_Exercise prompt_
Your task is to quote the material that follows, in full and exactly.

>>>>>

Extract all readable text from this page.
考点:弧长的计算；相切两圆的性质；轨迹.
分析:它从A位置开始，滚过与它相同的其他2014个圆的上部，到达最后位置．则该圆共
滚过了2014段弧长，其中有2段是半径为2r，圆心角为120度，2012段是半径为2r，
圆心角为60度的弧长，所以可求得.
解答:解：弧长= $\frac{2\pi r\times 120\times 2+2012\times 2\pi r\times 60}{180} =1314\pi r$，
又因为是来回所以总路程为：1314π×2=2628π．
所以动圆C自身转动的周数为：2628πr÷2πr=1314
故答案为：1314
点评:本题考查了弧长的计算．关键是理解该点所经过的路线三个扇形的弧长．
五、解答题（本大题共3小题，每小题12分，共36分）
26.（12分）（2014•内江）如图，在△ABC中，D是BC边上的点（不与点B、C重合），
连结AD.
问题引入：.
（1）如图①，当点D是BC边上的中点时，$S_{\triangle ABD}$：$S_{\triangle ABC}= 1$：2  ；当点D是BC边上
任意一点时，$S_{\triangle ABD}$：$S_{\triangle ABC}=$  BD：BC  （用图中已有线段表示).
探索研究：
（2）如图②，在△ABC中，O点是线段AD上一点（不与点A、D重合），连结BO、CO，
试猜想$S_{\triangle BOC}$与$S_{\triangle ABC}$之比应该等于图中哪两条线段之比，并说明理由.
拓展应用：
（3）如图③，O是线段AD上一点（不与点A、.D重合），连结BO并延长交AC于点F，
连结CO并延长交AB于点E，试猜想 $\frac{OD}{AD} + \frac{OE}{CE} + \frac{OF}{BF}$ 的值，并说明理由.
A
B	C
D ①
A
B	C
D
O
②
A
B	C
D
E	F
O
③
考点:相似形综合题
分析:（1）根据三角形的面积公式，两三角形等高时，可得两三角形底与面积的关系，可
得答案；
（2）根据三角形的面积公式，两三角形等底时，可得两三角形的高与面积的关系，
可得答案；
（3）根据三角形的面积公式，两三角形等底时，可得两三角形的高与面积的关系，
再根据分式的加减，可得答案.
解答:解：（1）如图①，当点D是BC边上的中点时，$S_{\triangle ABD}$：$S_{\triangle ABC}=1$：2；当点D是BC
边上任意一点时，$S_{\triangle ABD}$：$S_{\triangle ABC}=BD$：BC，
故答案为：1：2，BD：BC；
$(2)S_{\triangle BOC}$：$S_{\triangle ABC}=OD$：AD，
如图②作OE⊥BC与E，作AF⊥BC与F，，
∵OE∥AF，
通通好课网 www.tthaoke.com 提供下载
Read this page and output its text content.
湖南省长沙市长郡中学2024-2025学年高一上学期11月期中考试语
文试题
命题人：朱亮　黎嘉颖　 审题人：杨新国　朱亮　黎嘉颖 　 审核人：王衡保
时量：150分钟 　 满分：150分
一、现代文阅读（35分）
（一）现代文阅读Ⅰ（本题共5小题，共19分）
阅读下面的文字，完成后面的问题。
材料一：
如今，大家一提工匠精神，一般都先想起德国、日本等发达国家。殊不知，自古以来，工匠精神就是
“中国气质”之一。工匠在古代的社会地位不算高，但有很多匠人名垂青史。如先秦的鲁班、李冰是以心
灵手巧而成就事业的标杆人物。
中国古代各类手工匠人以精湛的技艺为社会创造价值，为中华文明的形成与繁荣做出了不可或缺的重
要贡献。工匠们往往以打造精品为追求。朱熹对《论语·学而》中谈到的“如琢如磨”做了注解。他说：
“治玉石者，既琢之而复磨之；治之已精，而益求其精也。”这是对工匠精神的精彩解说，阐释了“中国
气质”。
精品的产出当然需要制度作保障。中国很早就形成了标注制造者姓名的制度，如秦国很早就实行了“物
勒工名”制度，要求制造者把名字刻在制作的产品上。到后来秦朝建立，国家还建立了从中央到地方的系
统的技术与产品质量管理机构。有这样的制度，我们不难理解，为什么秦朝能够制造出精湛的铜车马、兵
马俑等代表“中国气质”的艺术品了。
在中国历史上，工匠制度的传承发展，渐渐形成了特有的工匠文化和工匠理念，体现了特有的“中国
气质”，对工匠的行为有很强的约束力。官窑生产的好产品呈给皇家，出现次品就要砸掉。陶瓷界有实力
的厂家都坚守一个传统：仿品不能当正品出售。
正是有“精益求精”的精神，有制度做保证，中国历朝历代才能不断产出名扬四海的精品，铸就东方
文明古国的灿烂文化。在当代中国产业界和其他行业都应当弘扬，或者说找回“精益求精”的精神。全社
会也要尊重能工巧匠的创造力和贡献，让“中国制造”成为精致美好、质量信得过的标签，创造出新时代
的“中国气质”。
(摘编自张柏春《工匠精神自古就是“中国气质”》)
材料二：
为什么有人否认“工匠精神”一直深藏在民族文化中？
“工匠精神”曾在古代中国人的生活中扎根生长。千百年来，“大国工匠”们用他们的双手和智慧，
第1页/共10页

<<<<<

_The output_
Extract all readable text from this page.
考点:弧长的计算；相切两圆的性质；轨迹.
分析:它从A位置开始，滚过与它相同的其他2014个圆的上部，到达最后位置．则该圆共
滚过了2014段弧长，其中有2段是半径为2r，圆心角为120度，2012段是半径为2r，
圆心角为60度的弧长，所以可求得.
解答:解：弧长= $\frac{2\pi r\times 120\times 2+2012\times 2\pi r\times 60}{180} =1314\pi r$，
又因为是来回所以总路程为：1314π×2=2628π．
所以动圆C自身转动的周数为：2628πr÷2πr=1314
故答案为：1314
点评:本题考查了弧长的计算．关键是理解该点所经过的路线三个扇形的弧长．
五、解答题（本大题共3小题，每小题12分，共36分）
26.（12分）（2014•内江）如图，在△ABC中，D是BC边上的点（不与点B、C重合），
连结AD.
问题引入：.
（1）如图①，当点D是BC边上的中点时，$S_{\triangle ABD}$：$S_{\triangle ABC}= 1$：2  ；当点D是BC边上
任意一点时，$S_{\triangle ABD}$：$S_{\triangle ABC}=$  BD：BC  （用图中已有线段表示).
探索研究：
（2）如图②，在△ABC中，O点是线段AD上一点（不与点A、D重合），连结BO、CO，
试猜想$S_{\triangle BOC}$与$S_{\triangle ABC}$之比应该等于图中哪两条线段之比，并说明理由.
拓展应用：
（3）如图③，O是线段AD上一点（不与点A、.D重合），连结BO并延长交AC于点F，
连结CO并延长交AB于点E，试猜想 $\frac{OD}{AD} + \frac{OE}{CE} + \frac{OF}{BF}$ 的值，并说明理由.
A
B	C
D ①
A
B	C
D
O
②
A
B	C
D
E	F
O
③
考点:相似形综合题
分析:（1）根据三角形的面积公式，两三角形等高时，可得两三角形底与面积的关系，可
得答案；
（2）根据三角形的面积公式，两三角形等底时，可得两三角形的高与面积的关系，
可得答案；
（3）根据三角形的面积公式，两三角形等底时，可得两三角形的高与面积的关系，
再根据分式的加减，可得答案.
解答:解：（1）如图①，当点D是BC边上的中点时，$S_{\triangle ABD}$：$S_{\triangle ABC}=1$：2；当点D是BC
边上任意一点时，$S_{\triangle ABD}$：$S_{\triangle ABC}=BD$：BC，
故答案为：1：2，BD：BC；
$(2)S_{\triangle BOC}$：$S_{\triangle ABC}=OD$：AD，
如图②作OE⊥BC与E，作AF⊥BC与F，，
∵OE∥AF，
通通好课网 www.tthaoke.com 提供下载
Read this page and output its text content.
湖南省长沙市长郡中学2024-2025学年高一上学期11月期中考试语
文试题
命题人：朱亮　黎嘉颖　 审题人：杨新国　朱亮　黎嘉颖 　 审核人：王衡保
时量：150分钟 　 满分：150分
一、现代文阅读（35分）
（一）现代文阅读Ⅰ（本题共5小题，共19分）
阅读下面的文字，完成后面的问题。
材料一：
如今，大家一提工匠精神，一般都先想起德国、日本等发达国家。殊不知，自古以来，工匠精神就是
“中国气质”之一。工匠在古代的社会地位不算高，但有很多匠人名垂青史。如先秦的鲁班、李冰是以心
灵手巧而成就事业的标杆人物。
中国古代各类手工匠人以精湛的技艺为社会创造价值，为中华文明的形成与繁荣做出了不可或缺的重
要贡献。工匠们往往以打造精品为追求。朱熹对《论语·学而》中谈到的“如琢如磨”做了注解。他说：
“治玉石者，既琢之而复磨之；治之已精，而益求其精也。”这是对工匠精神的精彩解说，阐释了“中国
气质”。
精品的产出当然需要制度作保障。中国很早就形成了标注制造者姓名的制度，如秦国很早就实行了“物
勒工名”制度，要求制造者把名字刻在制作的产品上。到后来秦朝建立，国家还建立了从中央到地方的系
统的技术与产品质量管理机构。有这样的制度，我们不难理解，为什么秦朝能够制造出精湛的铜车马、兵
马俑等代表“中国气质”的艺术品了。
在中国历史上，工匠制度的传承发展，渐渐形成了特有的工匠文化和工匠理念，体现了特有的“中国
气质”，对工匠的行为有很强的约束力。官窑生产的好产品呈给皇家，出现次品就要砸掉。陶瓷界有实力
的厂家都坚守一个传统：仿品不能当正品出售。
正是有“精益求精”的精神，有制度做保证，中国历朝历代才能不断产出名扬四海的精品，铸就东方
文明古国的灿烂文化。在当代中国产业界和其他行业都应当弘扬，或者说找回“精益求精”的精神。全社
会也要尊重能工巧匠的创造力和贡献，让“中国制造”成为精致美好、质量信得过的标签，创造出新时代
的“中国气质”。
(摘编自张柏春《工匠精神自古就是“中国气质”》)
材料二：
为什么有人否认“工匠精神”一直深藏在民族文化中？
“工匠精神”曾在古代中国人的生活中扎根生长。千百年来，“大国工匠”们用他们的双手和智慧，
第1页/共10页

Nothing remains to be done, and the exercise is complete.